#### Task to complete:
Print all the records exactly, please.

Stored data entries:
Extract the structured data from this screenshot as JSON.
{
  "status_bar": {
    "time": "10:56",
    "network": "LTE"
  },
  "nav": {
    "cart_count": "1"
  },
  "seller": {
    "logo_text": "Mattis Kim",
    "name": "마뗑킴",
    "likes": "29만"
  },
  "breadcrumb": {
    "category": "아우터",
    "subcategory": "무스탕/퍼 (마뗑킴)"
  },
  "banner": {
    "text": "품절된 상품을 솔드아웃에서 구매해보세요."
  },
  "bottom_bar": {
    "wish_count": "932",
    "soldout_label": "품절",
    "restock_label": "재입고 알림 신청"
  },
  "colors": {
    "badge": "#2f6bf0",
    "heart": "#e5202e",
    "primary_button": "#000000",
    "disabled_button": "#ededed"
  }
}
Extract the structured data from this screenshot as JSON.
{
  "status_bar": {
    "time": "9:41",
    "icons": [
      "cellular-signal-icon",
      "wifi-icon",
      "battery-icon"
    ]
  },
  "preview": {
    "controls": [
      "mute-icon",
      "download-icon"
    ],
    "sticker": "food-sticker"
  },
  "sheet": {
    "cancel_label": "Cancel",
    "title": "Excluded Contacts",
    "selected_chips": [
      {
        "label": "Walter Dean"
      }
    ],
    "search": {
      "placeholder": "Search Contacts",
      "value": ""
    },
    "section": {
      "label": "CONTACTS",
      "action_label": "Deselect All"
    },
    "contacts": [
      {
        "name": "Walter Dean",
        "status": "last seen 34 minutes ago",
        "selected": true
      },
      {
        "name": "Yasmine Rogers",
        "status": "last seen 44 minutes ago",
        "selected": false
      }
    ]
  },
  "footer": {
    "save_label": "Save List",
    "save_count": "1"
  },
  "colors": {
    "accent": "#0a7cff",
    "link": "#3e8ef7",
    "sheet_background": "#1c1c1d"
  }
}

#### Reply to the task:
Extract the structured data from this screenshot as JSON.
{
  "status_bar": {
    "time": "10:56",
    "network": "LTE"
  },
  "nav": {
    "cart_count": "1"
  },
  "seller": {
    "logo_text": "Mattis Kim",
    "name": "마뗑킴",
    "likes": "29만"
  },
  "breadcrumb": {
    "category": "아우터",
    "subcategory": "무스탕/퍼 (마뗑킴)"
  },
  "banner": {
    "text": "품절된 상품을 솔드아웃에서 구매해보세요."
  },
  "bottom_bar": {
    "wish_count": "932",
    "soldout_label": "품절",
    "restock_label": "재입고 알림 신청"
  },
  "colors": {
    "badge": "#2f6bf0",
    "heart": "#e5202e",
    "primary_button": "#000000",
    "disabled_button": "#ededed"
  }
}
Extract the structured data from this screenshot as JSON.
{
  "status_bar": {
    "time": "9:41",
    "icons": [
      "cellular-signal-icon",
      "wifi-icon",
      "battery-icon"
    ]
  },
  "preview": {
    "controls": [
      "mute-icon",
      "download-icon"
    ],
    "sticker": "food-sticker"
  },
  "sheet": {
    "cancel_label": "Cancel",
    "title": "Excluded Contacts",
    "selected_chips": [
      {
        "label": "Walter Dean"
      }
    ],
    "search": {
      "placeholder": "Search Contacts",
      "value": ""
    },
    "section": {
      "label": "CONTACTS",
      "action_label": "Deselect All"
    },
    "contacts": [
      {
        "name": "Walter Dean",
        "status": "last seen 34 minutes ago",
        "selected": true
      },
      {
        "name": "Yasmine Rogers",
        "status": "last seen 44 minutes ago",
        "selected": false
      }
    ]
  },
  "footer": {
    "save_label": "Save List",
    "save_count": "1"
  },
  "colors": {
    "accent": "#0a7cff",
    "link": "#3e8ef7",
    "sheet_background": "#1c1c1d"
  }
}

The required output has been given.